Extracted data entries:
_ _ _ _ _

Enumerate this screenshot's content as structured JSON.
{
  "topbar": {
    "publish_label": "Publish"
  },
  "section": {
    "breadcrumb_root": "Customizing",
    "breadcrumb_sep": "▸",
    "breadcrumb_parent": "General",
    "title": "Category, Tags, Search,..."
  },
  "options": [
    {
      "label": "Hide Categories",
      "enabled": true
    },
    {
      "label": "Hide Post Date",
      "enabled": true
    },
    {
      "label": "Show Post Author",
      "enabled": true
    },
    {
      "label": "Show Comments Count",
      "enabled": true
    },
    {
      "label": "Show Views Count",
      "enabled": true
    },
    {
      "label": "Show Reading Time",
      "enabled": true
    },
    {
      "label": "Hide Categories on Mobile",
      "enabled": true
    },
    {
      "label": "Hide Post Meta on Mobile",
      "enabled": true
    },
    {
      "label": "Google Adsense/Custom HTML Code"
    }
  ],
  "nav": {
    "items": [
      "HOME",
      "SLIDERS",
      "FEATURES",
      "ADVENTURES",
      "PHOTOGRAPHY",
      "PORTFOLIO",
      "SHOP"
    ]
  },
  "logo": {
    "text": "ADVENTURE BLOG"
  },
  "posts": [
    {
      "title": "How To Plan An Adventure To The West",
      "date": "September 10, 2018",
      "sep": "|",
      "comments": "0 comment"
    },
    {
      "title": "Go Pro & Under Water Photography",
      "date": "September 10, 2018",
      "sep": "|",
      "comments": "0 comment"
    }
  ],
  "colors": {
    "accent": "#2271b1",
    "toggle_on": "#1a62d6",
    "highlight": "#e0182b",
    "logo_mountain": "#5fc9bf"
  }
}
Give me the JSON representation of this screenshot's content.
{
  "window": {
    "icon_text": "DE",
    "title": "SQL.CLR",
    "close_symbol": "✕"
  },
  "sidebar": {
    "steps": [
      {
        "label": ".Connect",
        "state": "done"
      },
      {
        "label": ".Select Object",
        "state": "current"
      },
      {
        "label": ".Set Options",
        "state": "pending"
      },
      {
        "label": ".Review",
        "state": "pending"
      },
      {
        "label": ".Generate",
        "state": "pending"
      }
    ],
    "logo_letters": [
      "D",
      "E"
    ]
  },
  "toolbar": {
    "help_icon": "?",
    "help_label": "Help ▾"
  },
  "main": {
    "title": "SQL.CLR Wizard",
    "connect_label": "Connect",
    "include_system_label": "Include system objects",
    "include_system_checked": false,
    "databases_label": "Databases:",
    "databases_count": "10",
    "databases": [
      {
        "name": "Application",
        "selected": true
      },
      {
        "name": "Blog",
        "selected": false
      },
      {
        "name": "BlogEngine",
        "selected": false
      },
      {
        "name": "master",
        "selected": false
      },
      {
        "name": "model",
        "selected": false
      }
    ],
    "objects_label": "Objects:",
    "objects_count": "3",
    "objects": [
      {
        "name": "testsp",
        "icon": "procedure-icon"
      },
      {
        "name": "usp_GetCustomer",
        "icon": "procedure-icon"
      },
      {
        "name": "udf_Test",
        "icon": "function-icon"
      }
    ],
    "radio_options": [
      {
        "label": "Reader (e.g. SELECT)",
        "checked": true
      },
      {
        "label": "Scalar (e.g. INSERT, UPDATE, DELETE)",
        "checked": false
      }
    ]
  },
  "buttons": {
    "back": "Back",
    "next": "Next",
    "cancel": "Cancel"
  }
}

_ _ _ _ _

__PROBLEM REQUIREMENTS__
Copy the records above exactly as they appear.

__WORKED SOLUTION__
Enumerate this screenshot's content as structured JSON.
{
  "topbar": {
    "publish_label": "Publish"
  },
  "section": {
    "breadcrumb_root": "Customizing",
    "breadcrumb_sep": "▸",
    "breadcrumb_parent": "General",
    "title": "Category, Tags, Search,..."
  },
  "options": [
    {
      "label": "Hide Categories",
      "enabled": true
    },
    {
      "label": "Hide Post Date",
      "enabled": true
    },
    {
      "label": "Show Post Author",
      "enabled": true
    },
    {
      "label": "Show Comments Count",
      "enabled": true
    },
    {
      "label": "Show Views Count",
      "enabled": true
    },
    {
      "label": "Show Reading Time",
      "enabled": true
    },
    {
      "label": "Hide Categories on Mobile",
      "enabled": true
    },
    {
      "label": "Hide Post Meta on Mobile",
      "enabled": true
    },
    {
      "label": "Google Adsense/Custom HTML Code"
    }
  ],
  "nav": {
    "items": [
      "HOME",
      "SLIDERS",
      "FEATURES",
      "ADVENTURES",
      "PHOTOGRAPHY",
      "PORTFOLIO",
      "SHOP"
    ]
  },
  "logo": {
    "text": "ADVENTURE BLOG"
  },
  "posts": [
    {
      "title": "How To Plan An Adventure To The West",
      "date": "September 10, 2018",
      "sep": "|",
      "comments": "0 comment"
    },
    {
      "title": "Go Pro & Under Water Photography",
      "date": "September 10, 2018",
      "sep": "|",
      "comments": "0 comment"
    }
  ],
  "colors": {
    "accent": "#2271b1",
    "toggle_on": "#1a62d6",
    "highlight": "#e0182b",
    "logo_mountain": "#5fc9bf"
  }
}
Give me the JSON representation of this screenshot's content.
{
  "window": {
    "icon_text": "DE",
    "title": "SQL.CLR",
    "close_symbol": "✕"
  },
  "sidebar": {
    "steps": [
      {
        "label": ".Connect",
        "state": "done"
      },
      {
        "label": ".Select Object",
        "state": "current"
      },
      {
        "label": ".Set Options",
        "state": "pending"
      },
      {
        "label": ".Review",
        "state": "pending"
      },
      {
        "label": ".Generate",
        "state": "pending"
      }
    ],
    "logo_letters": [
      "D",
      "E"
    ]
  },
  "toolbar": {
    "help_icon": "?",
    "help_label": "Help ▾"
  },
  "main": {
    "title": "SQL.CLR Wizard",
    "connect_label": "Connect",
    "include_system_label": "Include system objects",
    "include_system_checked": false,
    "databases_label": "Databases:",
    "databases_count": "10",
    "databases": [
      {
        "name": "Application",
        "selected": true
      },
      {
        "name": "Blog",
        "selected": false
      },
      {
        "name": "BlogEngine",
        "selected": false
      },
      {
        "name": "master",
        "selected": false
      },
      {
        "name": "model",
        "selected": false
      }
    ],
    "objects_label": "Objects:",
    "objects_count": "3",
    "objects": [
      {
        "name": "testsp",
        "icon": "procedure-icon"
      },
      {
        "name": "usp_GetCustomer",
        "icon": "procedure-icon"
      },
      {
        "name": "udf_Test",
        "icon": "function-icon"
      }
    ],
    "radio_options": [
      {
        "label": "Reader (e.g. SELECT)",
        "checked": true
      },
      {
        "label": "Scalar (e.g. INSERT, UPDATE, DELETE)",
        "checked": false
      }
    ]
  },
  "buttons": {
    "back": "Back",
    "next": "Next",
    "cancel": "Cancel"
  }
}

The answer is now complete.